> TASK DETAILS
Report how many lines of the records below include the word "Jealousy". Give nothing but the number.

> RAW RECORDS
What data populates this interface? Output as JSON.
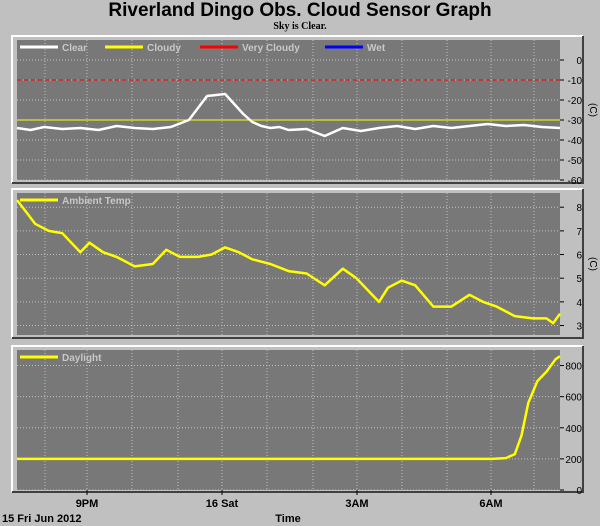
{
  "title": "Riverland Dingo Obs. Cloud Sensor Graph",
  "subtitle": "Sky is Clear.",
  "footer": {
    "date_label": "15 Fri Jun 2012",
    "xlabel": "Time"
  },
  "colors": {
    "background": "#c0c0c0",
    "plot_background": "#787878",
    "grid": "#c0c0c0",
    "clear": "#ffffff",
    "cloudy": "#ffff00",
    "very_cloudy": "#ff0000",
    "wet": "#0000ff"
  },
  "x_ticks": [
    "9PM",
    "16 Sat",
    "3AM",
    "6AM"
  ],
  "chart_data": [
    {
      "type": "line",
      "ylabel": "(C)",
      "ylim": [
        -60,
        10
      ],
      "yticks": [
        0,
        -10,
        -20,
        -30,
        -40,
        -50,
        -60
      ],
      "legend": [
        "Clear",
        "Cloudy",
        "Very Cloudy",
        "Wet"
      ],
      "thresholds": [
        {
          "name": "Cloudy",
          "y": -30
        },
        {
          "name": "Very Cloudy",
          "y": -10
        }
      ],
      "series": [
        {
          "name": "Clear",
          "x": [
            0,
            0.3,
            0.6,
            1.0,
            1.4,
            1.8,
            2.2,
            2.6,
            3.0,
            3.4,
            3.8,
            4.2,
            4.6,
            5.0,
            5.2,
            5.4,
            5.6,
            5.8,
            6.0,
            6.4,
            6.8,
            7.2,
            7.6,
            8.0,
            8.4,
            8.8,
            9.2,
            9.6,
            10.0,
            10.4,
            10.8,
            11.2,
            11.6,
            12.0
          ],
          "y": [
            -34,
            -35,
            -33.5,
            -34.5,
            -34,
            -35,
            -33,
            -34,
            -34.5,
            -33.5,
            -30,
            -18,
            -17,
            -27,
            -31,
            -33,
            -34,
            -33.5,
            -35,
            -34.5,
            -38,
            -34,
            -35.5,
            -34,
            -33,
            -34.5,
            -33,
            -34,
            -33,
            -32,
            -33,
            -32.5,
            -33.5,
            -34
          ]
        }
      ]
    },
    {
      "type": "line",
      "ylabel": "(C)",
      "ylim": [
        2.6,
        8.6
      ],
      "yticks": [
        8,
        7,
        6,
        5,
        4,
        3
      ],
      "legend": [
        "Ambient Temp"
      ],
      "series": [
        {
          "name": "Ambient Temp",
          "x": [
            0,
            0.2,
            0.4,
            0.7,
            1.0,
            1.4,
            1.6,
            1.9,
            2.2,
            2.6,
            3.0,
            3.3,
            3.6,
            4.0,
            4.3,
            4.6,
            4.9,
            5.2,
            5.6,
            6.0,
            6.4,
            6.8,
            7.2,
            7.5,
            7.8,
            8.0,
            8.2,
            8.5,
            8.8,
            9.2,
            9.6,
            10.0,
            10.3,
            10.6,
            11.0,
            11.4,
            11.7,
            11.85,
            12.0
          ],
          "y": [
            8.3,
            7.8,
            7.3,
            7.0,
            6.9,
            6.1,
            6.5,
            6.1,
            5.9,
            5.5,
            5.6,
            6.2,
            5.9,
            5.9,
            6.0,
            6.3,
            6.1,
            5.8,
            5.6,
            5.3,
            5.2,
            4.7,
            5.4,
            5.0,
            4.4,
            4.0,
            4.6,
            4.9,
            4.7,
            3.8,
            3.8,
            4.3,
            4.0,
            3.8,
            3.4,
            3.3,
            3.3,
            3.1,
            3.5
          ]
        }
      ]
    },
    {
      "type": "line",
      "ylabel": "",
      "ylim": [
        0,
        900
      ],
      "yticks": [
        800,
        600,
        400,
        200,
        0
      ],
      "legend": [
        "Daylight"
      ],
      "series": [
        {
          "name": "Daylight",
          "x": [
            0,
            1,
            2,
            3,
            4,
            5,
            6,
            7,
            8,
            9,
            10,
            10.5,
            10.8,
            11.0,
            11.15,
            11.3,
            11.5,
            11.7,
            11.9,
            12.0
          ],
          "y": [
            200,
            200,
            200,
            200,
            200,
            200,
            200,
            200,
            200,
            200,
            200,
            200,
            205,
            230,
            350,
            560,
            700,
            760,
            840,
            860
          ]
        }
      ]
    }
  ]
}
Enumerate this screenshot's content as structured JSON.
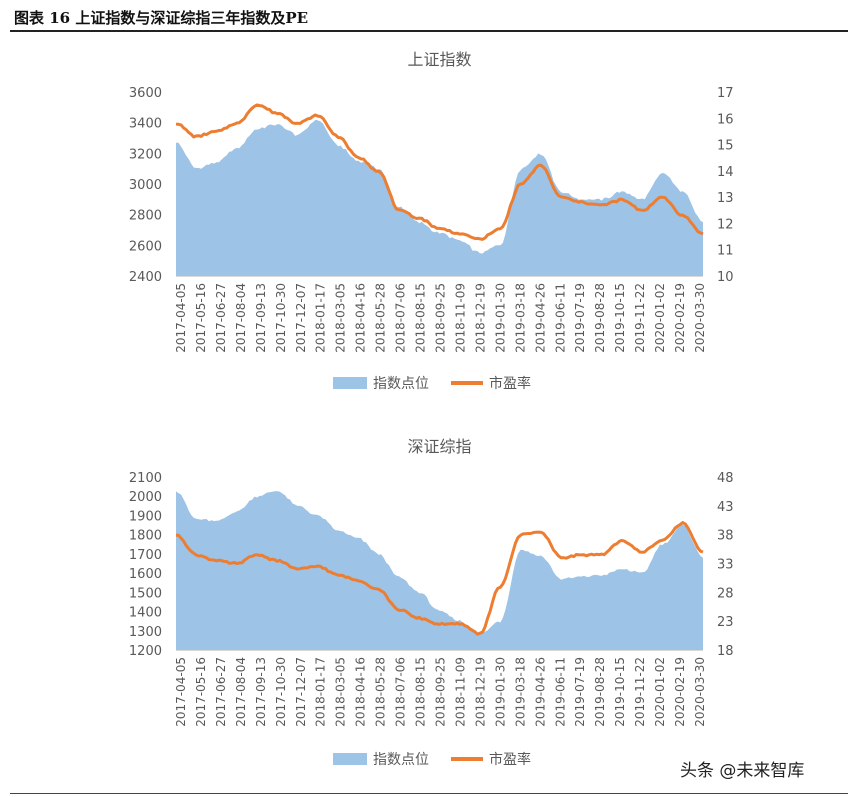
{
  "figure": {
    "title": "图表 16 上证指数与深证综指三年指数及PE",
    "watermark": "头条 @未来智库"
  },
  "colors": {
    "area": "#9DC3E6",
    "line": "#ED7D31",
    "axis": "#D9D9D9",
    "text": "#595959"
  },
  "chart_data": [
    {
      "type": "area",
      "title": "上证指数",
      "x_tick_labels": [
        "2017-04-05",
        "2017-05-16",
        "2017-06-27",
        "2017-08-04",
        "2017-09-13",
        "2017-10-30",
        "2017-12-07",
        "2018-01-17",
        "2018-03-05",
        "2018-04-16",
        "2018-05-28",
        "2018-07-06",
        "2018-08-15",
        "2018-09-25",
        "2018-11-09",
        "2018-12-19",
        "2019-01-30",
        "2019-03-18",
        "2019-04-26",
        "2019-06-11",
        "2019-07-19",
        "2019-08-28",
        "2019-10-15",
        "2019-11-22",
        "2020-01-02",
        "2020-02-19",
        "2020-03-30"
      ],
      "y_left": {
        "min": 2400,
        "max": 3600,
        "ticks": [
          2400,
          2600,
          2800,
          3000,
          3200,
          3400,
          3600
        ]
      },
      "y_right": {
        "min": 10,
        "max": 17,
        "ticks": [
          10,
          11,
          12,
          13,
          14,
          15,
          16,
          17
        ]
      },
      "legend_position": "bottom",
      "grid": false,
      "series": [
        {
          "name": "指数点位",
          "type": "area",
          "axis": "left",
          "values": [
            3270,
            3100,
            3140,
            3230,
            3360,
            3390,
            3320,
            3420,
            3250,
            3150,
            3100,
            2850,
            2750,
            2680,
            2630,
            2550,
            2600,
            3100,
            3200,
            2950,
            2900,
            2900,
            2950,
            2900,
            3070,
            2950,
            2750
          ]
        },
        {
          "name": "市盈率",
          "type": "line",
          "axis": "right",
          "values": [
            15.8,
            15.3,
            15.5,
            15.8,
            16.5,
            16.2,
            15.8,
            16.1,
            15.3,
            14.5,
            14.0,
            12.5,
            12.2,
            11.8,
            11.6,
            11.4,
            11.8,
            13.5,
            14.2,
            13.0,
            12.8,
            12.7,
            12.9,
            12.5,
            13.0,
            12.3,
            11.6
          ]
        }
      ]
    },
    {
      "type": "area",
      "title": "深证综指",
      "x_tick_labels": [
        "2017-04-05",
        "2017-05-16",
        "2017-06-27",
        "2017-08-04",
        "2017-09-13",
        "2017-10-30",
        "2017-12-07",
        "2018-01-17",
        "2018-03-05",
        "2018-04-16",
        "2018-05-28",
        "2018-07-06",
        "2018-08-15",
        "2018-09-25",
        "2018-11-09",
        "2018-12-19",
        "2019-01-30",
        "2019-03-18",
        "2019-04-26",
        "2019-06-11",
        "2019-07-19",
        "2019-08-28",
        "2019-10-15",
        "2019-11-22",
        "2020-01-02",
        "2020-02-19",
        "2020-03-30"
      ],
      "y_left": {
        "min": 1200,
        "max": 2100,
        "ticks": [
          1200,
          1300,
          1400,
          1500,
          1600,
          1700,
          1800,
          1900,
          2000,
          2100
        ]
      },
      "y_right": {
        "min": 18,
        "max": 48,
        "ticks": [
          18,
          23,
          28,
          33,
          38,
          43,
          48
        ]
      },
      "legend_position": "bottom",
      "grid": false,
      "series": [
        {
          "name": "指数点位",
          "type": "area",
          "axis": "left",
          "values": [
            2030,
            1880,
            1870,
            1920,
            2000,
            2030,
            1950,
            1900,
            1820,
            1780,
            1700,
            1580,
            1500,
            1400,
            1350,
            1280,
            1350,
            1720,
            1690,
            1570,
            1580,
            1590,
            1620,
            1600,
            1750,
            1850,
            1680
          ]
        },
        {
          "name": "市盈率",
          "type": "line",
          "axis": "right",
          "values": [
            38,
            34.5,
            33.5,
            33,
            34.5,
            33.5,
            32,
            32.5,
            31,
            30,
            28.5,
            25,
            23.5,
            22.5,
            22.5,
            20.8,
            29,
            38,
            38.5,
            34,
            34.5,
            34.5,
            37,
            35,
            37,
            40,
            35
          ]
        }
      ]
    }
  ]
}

--

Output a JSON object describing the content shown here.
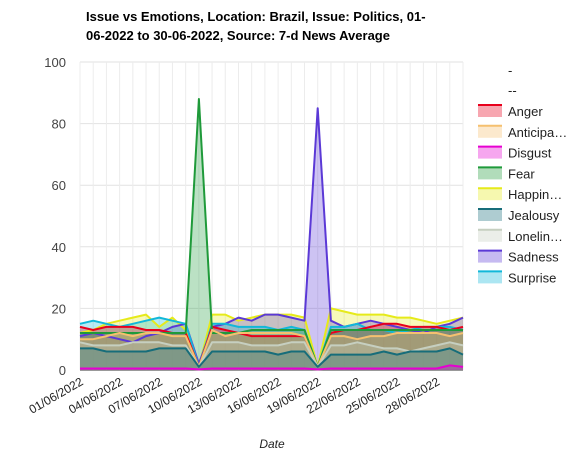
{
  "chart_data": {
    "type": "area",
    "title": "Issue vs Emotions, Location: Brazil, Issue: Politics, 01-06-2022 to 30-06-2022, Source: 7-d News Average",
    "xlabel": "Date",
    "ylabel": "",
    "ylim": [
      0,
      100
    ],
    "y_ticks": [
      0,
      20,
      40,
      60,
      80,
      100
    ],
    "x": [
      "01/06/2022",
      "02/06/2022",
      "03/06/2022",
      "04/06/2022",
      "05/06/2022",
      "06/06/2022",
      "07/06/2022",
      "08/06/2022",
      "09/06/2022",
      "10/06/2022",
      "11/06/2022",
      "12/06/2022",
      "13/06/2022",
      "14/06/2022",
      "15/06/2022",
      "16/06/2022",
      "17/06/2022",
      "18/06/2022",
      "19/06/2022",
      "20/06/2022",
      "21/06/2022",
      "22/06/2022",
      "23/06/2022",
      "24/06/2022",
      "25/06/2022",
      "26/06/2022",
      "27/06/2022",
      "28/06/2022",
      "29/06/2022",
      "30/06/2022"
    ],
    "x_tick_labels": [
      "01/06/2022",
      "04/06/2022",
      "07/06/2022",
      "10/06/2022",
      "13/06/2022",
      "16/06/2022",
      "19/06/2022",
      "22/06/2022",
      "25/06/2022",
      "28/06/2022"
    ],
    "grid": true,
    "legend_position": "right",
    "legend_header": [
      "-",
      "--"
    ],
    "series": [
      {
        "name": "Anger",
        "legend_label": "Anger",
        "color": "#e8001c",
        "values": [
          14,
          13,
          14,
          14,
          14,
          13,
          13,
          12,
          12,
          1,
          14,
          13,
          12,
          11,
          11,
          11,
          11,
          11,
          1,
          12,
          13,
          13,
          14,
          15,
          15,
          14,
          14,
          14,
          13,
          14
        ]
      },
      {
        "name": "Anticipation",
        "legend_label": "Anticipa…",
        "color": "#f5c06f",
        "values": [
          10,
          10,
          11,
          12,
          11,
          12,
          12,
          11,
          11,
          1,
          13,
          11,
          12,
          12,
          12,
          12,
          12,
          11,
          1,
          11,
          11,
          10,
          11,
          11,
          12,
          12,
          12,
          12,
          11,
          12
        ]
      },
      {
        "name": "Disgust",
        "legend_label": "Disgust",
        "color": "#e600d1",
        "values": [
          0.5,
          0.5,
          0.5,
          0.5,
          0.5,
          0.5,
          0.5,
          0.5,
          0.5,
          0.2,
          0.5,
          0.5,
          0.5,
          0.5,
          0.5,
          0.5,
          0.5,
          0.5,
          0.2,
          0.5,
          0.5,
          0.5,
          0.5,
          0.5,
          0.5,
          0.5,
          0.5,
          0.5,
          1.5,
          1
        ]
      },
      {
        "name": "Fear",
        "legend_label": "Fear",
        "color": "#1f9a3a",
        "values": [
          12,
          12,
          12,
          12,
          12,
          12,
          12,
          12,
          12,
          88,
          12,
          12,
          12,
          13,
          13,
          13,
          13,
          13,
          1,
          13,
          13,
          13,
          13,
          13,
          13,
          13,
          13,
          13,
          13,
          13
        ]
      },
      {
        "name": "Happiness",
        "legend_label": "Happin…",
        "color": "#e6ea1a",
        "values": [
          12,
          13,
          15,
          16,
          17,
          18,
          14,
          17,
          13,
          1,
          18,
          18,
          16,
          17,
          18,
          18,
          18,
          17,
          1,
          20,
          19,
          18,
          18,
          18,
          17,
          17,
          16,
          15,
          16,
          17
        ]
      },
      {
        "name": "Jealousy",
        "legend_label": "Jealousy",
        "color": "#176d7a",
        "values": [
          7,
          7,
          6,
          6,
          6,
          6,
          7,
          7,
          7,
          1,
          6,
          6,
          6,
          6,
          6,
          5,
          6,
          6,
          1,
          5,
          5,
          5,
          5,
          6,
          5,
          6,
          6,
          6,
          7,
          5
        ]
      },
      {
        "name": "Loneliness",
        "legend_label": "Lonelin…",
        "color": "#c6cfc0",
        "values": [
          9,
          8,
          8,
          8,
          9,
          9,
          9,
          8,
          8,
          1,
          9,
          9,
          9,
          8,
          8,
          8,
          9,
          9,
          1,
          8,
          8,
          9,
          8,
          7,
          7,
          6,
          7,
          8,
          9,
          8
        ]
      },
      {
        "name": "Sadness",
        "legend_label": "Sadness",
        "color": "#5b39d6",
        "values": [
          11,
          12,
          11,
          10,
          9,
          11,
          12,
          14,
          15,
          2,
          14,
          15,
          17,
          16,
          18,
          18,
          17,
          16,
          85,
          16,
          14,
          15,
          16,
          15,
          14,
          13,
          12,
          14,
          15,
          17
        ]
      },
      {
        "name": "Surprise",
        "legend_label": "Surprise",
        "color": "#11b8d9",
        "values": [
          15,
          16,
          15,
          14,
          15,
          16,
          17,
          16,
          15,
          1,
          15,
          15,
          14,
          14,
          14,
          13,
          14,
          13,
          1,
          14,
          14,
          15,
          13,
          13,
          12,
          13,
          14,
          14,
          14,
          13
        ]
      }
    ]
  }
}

> ANSWER TO THIS TASK
2